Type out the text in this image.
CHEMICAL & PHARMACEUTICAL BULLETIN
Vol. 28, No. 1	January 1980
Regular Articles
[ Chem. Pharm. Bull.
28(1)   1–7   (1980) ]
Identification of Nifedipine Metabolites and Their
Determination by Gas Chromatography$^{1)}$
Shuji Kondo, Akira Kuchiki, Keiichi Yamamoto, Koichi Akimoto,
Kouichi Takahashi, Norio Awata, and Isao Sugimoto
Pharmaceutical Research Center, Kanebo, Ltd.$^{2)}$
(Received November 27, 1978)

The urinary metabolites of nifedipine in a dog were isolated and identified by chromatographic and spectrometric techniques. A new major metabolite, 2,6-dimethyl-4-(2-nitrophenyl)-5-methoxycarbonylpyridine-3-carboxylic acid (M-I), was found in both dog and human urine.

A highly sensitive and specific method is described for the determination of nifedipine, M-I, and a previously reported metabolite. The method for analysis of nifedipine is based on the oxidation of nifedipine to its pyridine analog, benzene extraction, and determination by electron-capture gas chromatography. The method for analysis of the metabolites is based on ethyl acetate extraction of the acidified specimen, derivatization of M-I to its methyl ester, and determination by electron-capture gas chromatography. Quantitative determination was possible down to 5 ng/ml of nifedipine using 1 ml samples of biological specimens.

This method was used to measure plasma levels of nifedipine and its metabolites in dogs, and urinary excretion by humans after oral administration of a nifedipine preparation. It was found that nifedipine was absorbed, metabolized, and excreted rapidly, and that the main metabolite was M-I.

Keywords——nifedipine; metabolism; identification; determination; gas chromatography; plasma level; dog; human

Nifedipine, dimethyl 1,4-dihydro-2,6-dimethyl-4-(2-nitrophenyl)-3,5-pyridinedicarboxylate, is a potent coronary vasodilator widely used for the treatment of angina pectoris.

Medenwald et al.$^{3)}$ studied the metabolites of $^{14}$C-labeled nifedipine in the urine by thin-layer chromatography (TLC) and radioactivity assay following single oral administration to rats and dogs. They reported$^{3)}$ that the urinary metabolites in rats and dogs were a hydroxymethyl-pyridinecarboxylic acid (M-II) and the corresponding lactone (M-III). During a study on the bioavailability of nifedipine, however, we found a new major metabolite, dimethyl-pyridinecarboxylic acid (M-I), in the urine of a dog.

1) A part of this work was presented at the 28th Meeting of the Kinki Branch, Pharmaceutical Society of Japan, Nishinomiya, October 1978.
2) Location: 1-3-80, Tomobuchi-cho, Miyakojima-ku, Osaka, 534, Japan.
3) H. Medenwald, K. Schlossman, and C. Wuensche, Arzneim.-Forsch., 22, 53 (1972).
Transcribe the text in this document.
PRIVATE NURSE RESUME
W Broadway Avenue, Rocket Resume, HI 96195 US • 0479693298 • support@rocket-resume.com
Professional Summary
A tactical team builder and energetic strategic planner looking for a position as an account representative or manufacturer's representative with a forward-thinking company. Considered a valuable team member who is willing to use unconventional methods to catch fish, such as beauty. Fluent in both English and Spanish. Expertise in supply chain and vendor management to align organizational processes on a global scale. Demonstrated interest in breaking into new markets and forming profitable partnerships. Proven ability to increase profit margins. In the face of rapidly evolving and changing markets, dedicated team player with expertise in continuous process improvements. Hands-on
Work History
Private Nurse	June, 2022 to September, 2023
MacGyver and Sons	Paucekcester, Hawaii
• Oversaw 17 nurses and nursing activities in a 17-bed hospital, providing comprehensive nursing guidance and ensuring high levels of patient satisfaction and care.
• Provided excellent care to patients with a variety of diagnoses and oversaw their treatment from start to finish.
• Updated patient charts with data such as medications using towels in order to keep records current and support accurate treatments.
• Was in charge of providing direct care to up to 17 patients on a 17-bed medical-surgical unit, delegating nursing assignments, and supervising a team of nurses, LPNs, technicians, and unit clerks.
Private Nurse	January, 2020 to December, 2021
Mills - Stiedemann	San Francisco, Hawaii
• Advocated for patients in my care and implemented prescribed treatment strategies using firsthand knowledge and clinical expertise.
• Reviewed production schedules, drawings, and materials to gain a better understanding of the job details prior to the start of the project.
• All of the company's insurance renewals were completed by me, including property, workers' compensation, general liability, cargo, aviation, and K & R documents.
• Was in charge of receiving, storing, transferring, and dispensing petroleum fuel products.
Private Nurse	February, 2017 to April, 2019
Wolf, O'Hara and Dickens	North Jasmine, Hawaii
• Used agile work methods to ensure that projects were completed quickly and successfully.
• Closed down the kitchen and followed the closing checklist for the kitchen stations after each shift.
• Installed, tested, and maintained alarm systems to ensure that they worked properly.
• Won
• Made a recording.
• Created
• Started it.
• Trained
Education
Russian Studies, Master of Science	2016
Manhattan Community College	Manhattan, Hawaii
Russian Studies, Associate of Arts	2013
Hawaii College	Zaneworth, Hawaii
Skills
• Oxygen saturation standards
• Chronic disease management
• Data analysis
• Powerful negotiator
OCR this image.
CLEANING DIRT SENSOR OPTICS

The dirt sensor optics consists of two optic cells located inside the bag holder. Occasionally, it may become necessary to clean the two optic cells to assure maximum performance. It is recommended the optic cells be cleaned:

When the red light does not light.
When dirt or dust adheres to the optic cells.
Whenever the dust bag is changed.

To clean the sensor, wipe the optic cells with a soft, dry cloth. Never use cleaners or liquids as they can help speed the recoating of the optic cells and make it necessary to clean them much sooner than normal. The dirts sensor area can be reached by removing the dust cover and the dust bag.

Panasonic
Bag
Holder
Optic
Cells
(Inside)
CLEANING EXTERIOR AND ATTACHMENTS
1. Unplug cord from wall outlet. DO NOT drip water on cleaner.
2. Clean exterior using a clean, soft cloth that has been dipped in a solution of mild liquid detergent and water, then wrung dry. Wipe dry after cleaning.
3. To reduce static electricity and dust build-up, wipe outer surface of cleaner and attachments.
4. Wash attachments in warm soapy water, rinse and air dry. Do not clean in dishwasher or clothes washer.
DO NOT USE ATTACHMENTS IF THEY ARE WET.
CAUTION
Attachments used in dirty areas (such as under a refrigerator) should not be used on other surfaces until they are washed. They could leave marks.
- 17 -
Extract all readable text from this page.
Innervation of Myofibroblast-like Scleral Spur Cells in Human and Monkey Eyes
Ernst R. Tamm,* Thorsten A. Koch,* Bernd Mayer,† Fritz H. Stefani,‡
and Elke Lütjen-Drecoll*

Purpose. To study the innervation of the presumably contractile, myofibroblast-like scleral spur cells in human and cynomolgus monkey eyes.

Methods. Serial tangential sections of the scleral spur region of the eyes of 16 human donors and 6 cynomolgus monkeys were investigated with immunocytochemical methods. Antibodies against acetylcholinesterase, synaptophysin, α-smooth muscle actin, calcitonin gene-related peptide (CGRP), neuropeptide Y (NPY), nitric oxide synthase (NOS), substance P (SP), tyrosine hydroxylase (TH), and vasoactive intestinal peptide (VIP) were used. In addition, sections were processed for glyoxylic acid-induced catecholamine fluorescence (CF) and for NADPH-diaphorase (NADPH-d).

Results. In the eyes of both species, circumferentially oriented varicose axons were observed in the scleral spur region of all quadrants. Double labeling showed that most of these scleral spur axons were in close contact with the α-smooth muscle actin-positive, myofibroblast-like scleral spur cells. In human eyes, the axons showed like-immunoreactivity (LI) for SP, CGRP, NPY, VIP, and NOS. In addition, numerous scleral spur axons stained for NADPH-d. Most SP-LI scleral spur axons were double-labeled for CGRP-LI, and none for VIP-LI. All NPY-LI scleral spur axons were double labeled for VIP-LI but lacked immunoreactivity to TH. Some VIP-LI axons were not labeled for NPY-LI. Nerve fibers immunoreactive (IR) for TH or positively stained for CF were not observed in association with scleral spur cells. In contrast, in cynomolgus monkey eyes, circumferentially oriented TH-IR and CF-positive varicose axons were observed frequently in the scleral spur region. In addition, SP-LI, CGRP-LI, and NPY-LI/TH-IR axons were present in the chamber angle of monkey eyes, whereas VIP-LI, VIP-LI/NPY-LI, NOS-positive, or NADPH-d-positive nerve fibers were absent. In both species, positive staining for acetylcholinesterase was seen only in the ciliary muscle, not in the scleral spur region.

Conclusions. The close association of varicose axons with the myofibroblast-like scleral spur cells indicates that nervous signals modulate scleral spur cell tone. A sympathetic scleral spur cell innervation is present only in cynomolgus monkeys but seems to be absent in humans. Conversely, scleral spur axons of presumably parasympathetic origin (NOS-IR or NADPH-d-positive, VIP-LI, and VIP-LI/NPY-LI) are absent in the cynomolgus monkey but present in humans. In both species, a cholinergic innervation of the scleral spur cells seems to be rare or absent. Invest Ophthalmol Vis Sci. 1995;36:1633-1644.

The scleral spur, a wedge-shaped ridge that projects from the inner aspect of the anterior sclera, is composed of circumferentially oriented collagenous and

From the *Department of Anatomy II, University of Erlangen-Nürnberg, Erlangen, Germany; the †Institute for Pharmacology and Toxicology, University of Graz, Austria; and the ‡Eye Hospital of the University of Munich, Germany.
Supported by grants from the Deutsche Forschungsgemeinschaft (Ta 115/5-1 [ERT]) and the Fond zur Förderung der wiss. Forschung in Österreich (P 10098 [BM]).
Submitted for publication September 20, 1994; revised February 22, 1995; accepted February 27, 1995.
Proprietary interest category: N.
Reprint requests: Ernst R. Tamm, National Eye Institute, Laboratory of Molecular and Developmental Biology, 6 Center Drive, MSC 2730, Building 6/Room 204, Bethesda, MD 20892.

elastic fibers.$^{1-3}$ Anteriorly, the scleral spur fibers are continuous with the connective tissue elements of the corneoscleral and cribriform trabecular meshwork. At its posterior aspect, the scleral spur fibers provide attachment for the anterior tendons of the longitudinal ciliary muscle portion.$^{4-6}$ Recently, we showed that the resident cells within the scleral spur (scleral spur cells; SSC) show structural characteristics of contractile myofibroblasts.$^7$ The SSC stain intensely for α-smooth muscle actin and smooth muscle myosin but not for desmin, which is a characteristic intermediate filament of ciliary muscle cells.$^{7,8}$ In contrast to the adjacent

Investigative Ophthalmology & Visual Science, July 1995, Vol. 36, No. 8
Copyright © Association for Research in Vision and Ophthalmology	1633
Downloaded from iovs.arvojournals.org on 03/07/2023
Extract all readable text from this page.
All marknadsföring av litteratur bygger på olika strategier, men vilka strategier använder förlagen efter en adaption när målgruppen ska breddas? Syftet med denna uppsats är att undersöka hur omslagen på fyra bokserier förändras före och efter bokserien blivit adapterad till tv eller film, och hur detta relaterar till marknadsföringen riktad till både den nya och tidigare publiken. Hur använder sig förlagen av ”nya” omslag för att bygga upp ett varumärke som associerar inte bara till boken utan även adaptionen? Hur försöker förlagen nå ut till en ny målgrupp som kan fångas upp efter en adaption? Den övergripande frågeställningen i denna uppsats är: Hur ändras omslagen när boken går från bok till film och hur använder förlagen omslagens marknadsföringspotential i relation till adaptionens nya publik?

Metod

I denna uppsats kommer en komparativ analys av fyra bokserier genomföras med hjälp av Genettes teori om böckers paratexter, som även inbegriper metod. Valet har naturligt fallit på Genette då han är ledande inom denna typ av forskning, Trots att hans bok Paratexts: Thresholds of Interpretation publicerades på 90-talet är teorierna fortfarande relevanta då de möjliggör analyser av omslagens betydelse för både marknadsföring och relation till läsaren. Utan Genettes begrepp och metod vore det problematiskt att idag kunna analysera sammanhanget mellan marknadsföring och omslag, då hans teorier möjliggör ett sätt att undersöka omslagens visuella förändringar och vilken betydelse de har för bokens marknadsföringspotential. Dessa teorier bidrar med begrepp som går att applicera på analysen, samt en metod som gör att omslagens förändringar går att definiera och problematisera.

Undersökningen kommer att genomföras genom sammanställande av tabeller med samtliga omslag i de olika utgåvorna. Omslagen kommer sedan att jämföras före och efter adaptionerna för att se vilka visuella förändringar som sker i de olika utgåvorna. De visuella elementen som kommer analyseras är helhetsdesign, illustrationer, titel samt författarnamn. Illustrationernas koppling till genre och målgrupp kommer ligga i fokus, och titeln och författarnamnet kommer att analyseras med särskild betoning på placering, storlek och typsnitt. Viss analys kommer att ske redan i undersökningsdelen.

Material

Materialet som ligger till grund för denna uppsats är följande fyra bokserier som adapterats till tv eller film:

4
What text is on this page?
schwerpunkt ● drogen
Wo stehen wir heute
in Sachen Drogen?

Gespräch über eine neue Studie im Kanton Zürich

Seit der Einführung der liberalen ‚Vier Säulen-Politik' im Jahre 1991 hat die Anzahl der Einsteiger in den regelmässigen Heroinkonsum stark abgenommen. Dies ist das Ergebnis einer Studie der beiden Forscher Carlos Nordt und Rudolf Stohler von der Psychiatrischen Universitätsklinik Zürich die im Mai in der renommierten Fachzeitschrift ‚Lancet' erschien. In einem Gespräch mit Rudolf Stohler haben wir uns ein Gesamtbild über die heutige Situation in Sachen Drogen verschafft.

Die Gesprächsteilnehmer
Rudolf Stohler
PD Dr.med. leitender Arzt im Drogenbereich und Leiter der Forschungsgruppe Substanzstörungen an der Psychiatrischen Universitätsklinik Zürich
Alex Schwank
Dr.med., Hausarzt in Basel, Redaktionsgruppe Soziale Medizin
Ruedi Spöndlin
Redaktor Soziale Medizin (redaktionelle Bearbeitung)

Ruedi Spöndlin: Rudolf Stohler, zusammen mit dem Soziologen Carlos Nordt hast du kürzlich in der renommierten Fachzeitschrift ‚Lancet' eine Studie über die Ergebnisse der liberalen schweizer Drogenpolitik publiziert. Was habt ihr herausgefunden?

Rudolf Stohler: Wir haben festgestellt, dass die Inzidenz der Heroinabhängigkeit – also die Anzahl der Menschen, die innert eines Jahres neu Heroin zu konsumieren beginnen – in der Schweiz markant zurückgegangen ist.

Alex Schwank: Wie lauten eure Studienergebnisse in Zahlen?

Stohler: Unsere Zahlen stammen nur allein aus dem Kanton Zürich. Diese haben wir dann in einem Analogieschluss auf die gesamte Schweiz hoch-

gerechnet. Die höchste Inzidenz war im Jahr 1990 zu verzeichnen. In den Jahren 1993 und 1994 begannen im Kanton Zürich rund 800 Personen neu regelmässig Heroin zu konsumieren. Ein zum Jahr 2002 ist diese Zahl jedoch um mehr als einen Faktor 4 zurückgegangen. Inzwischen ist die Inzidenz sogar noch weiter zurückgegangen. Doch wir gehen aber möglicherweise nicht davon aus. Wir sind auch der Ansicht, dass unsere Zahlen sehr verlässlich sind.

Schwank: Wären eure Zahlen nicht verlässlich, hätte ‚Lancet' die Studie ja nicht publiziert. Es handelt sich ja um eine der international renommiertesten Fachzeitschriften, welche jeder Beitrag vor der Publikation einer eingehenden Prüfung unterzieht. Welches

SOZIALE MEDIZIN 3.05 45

▸ **What the task asks**: Could you report how many lines in the data above include the word "Ernst"? Give the number and nothing more.

▸ **Reply**: 2